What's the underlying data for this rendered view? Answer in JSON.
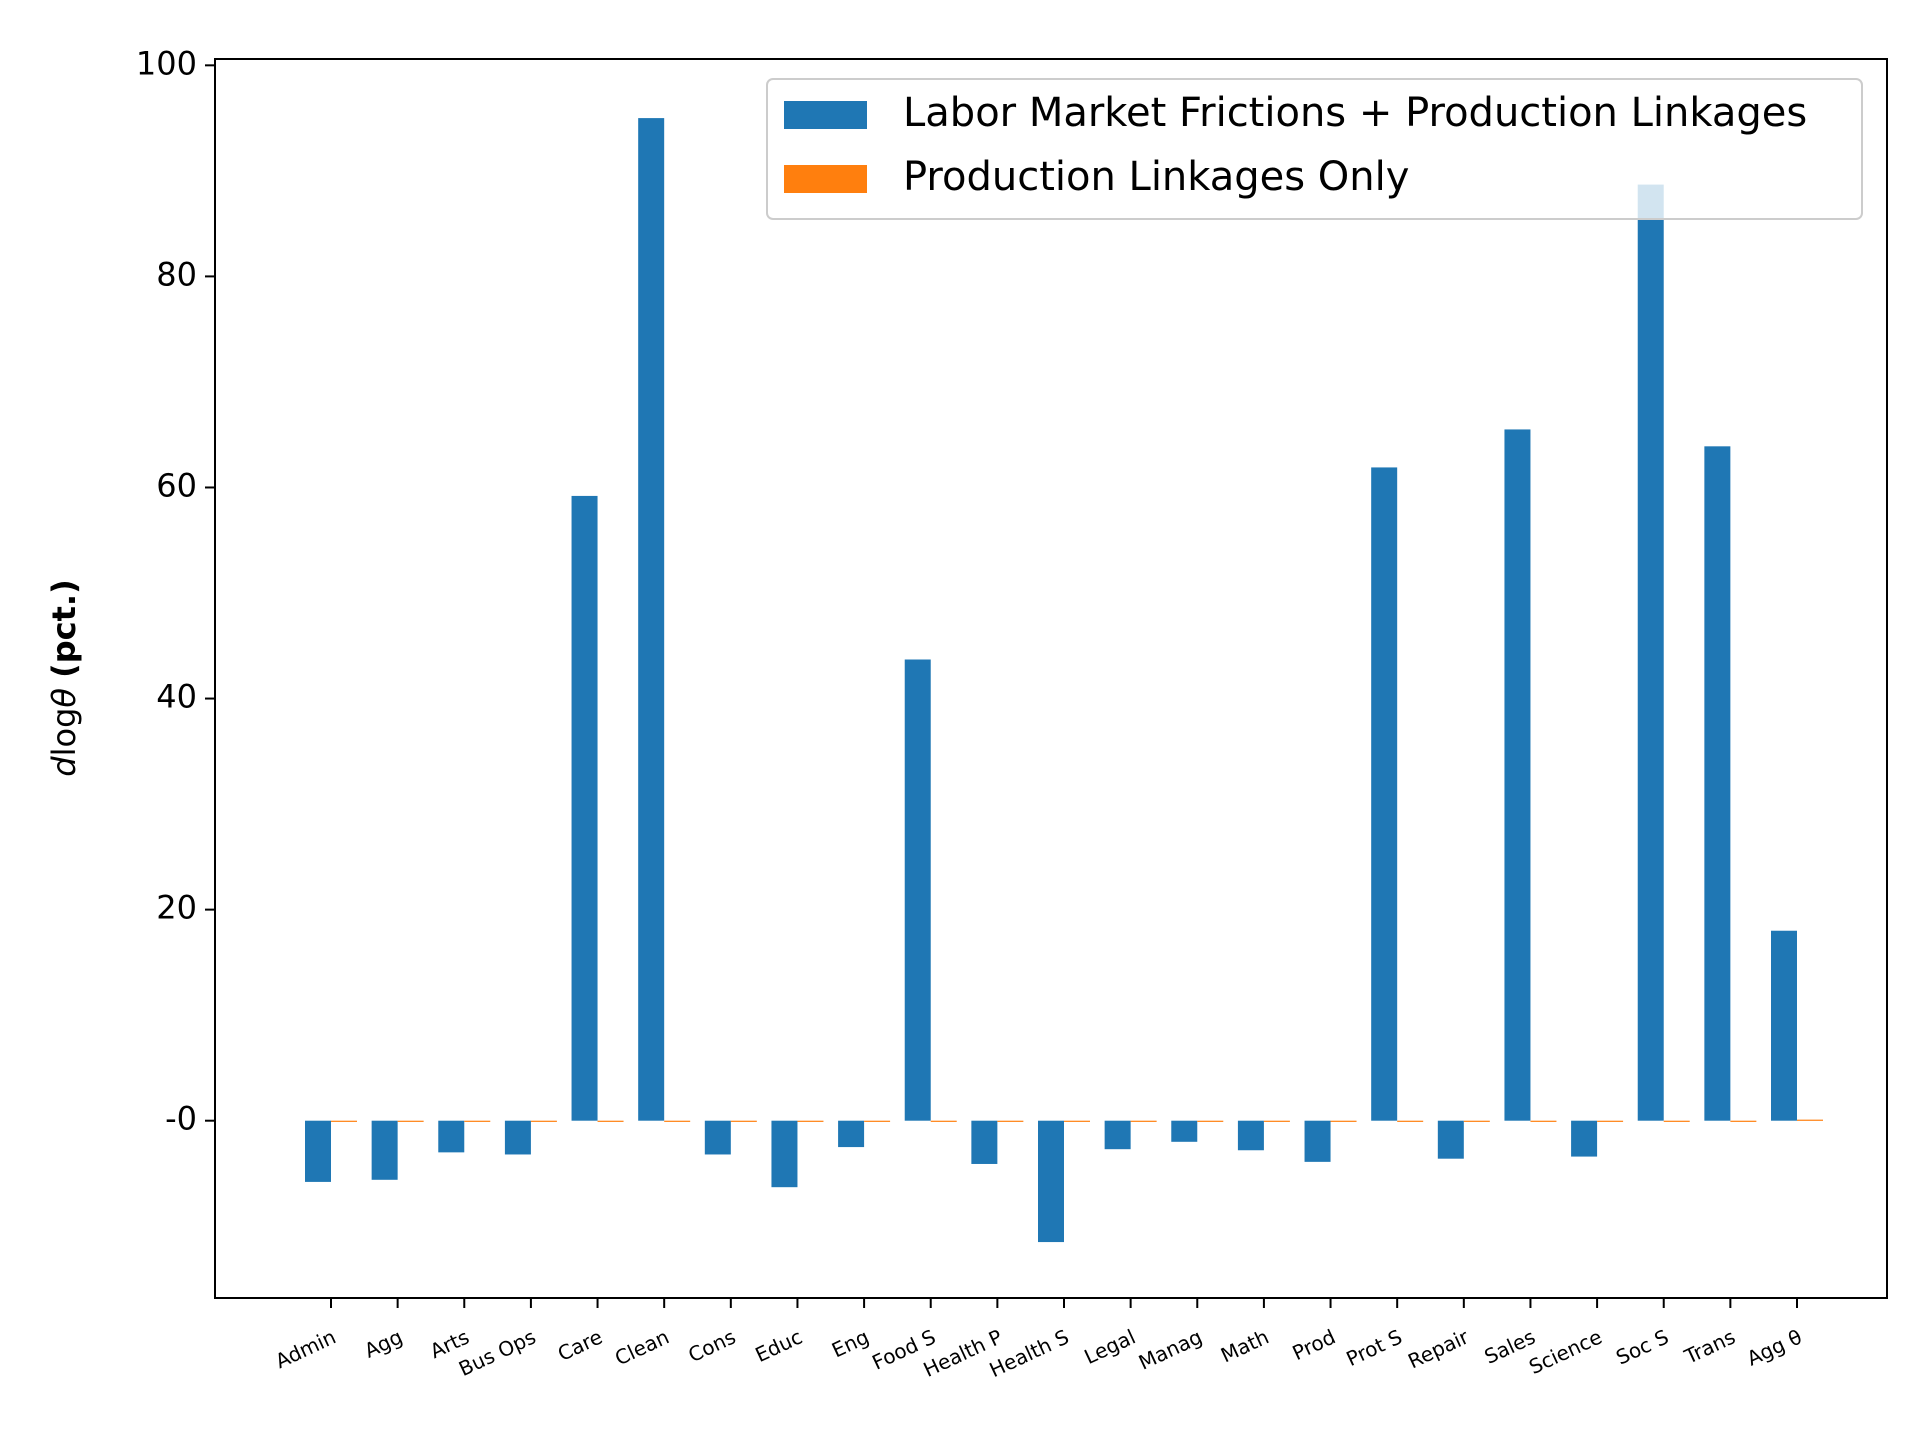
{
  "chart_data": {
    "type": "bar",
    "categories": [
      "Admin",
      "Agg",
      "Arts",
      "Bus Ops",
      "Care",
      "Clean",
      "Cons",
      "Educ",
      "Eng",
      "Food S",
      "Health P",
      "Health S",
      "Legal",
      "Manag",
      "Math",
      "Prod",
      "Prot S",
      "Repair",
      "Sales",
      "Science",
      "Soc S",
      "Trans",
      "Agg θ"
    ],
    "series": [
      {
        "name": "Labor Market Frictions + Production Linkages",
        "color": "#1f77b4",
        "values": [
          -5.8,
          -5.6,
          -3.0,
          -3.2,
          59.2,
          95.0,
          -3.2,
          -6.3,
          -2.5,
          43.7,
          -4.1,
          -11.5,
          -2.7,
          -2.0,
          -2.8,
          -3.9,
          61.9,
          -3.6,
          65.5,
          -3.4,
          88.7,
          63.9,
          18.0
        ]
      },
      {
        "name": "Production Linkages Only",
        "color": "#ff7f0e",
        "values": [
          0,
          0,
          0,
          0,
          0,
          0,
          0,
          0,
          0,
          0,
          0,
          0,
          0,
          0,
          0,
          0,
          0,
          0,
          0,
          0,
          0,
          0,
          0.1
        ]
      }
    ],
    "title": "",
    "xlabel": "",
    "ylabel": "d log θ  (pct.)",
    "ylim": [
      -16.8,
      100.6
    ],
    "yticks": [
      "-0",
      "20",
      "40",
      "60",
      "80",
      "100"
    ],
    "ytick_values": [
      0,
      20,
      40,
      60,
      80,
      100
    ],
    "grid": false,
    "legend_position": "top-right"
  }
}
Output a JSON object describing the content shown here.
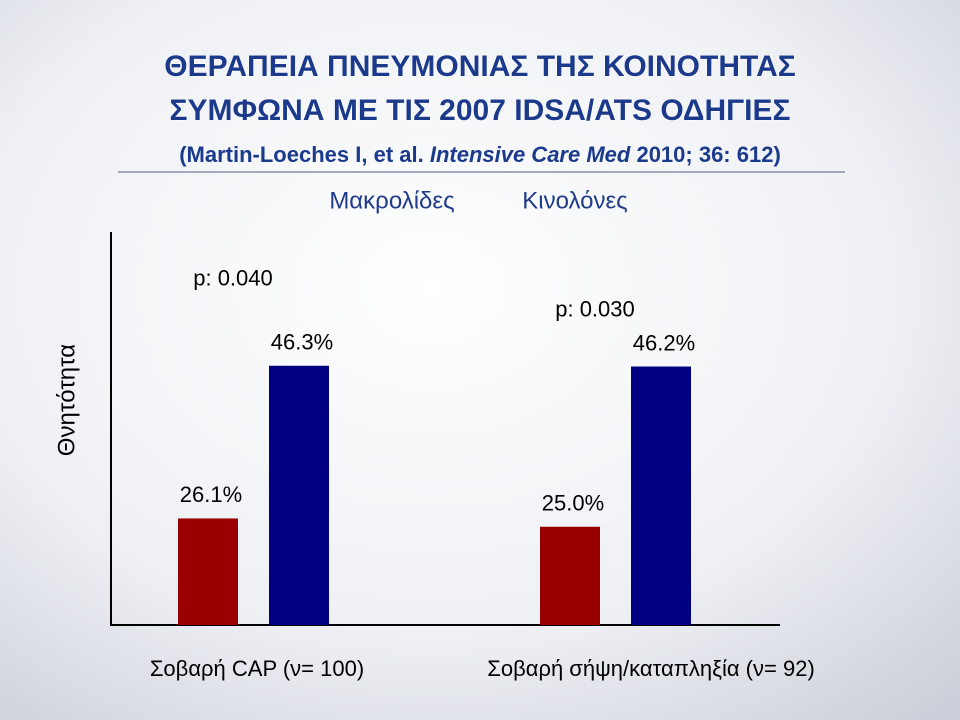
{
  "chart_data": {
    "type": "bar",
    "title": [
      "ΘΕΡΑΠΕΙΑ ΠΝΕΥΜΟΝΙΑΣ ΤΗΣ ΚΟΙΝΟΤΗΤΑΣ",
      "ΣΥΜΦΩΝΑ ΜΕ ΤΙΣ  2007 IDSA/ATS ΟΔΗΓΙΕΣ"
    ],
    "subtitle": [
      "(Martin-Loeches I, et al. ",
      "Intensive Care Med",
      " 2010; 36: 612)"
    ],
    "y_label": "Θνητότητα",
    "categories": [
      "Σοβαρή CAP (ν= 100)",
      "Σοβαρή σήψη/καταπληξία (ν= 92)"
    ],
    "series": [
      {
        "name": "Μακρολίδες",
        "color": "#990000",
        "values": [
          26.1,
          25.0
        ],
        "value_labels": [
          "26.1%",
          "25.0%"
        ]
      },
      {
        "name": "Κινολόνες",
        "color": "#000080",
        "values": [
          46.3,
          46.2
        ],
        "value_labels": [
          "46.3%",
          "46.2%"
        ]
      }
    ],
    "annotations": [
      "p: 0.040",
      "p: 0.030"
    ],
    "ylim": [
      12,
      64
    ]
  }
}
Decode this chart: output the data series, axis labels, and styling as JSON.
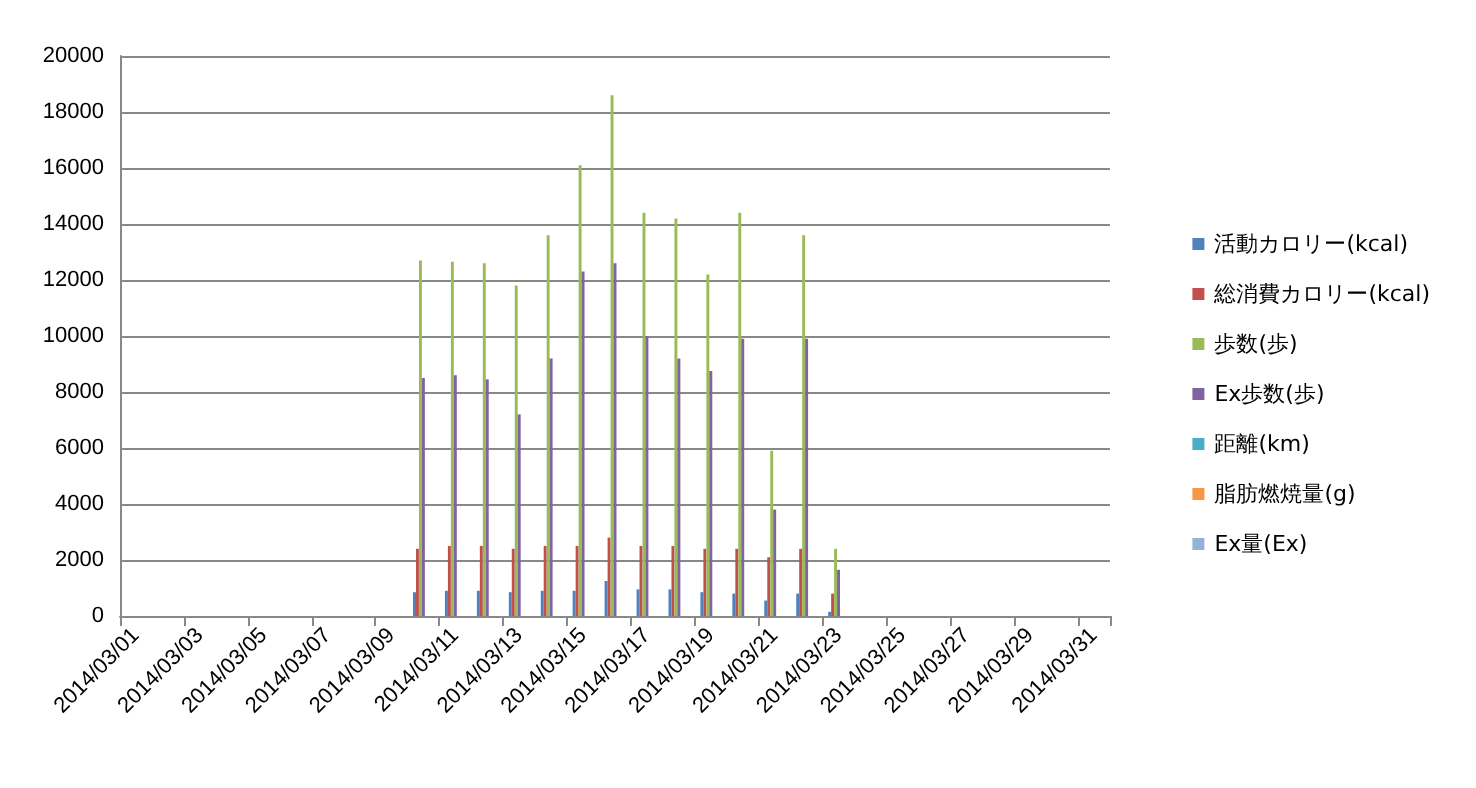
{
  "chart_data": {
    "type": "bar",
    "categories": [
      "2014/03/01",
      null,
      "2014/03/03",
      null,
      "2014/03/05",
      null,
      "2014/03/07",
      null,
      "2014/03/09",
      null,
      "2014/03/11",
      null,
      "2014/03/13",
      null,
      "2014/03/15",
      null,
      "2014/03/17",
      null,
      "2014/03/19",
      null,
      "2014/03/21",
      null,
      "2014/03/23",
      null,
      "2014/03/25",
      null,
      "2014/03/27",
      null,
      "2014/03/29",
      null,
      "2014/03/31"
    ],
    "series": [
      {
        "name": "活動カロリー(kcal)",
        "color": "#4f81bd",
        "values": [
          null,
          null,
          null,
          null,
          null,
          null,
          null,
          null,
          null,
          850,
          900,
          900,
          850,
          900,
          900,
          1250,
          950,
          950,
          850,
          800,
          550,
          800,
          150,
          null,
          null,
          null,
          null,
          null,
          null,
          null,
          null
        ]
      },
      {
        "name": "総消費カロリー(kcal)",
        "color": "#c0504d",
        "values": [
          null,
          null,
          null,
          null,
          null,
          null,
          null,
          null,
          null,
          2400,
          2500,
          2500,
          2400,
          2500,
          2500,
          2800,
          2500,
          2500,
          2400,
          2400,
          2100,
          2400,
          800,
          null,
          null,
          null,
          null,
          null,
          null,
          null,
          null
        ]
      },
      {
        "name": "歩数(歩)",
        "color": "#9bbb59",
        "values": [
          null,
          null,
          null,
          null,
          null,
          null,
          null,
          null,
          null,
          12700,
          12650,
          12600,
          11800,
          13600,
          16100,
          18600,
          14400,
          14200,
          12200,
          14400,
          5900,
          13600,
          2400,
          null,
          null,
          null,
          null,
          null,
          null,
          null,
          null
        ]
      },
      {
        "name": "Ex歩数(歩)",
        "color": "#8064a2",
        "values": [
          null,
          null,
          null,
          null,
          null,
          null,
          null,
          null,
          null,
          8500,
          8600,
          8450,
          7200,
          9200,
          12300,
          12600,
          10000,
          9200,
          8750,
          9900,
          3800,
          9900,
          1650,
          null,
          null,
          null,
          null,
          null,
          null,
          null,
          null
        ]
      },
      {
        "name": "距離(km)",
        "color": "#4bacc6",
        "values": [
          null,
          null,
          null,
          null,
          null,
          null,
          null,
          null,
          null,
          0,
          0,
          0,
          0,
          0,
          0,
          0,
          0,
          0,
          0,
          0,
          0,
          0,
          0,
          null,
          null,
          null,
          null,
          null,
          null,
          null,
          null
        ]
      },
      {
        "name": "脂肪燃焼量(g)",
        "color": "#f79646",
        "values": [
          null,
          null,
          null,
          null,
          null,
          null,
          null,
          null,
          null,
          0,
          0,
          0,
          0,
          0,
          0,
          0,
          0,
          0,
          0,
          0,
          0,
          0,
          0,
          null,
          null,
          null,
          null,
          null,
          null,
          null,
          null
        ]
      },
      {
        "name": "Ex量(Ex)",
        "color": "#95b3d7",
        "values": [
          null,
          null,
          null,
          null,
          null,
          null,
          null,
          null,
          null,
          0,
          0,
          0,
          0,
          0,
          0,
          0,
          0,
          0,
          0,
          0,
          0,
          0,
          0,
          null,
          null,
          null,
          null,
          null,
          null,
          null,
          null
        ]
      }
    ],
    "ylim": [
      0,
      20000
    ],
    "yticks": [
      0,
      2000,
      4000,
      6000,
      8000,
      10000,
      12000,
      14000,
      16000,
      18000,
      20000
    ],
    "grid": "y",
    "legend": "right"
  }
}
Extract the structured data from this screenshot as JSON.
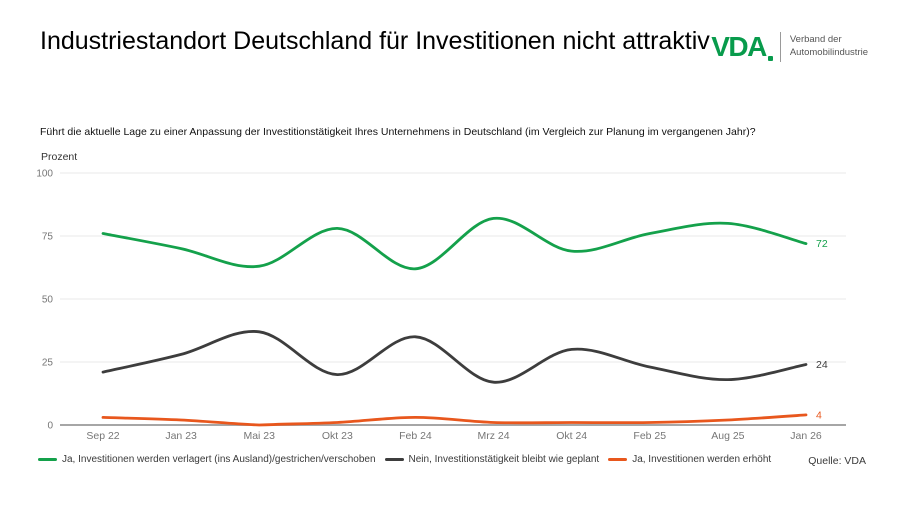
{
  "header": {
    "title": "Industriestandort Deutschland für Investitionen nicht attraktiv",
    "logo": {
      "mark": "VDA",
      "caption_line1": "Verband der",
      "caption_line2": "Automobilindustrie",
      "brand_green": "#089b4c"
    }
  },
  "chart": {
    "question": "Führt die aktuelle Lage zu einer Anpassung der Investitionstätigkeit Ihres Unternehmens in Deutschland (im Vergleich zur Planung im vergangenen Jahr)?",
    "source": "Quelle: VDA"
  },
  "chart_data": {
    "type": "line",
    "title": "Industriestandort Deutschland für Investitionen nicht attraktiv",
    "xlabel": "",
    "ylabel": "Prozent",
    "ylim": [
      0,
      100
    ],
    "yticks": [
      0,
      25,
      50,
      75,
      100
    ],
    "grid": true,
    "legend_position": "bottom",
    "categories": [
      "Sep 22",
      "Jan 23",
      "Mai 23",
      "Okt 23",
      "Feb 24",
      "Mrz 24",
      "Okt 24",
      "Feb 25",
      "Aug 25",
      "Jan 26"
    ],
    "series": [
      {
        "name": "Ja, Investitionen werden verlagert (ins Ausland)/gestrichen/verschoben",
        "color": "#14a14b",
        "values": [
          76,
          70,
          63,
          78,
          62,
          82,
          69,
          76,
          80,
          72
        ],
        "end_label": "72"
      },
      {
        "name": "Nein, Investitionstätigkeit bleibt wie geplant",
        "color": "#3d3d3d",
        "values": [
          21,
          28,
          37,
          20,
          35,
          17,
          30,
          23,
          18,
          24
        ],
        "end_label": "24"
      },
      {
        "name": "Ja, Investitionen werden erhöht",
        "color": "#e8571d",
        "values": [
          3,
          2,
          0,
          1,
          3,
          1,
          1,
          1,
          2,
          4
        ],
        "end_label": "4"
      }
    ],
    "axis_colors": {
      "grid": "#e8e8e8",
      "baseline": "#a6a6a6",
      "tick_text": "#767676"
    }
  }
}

========================

Scan the records for the string "Production". Copy each line in which it appears.

RESULT FOR THIS TASK:
        "name": "Labor Market Frictions + Production Linkages",
        "name": "Production Linkages Only",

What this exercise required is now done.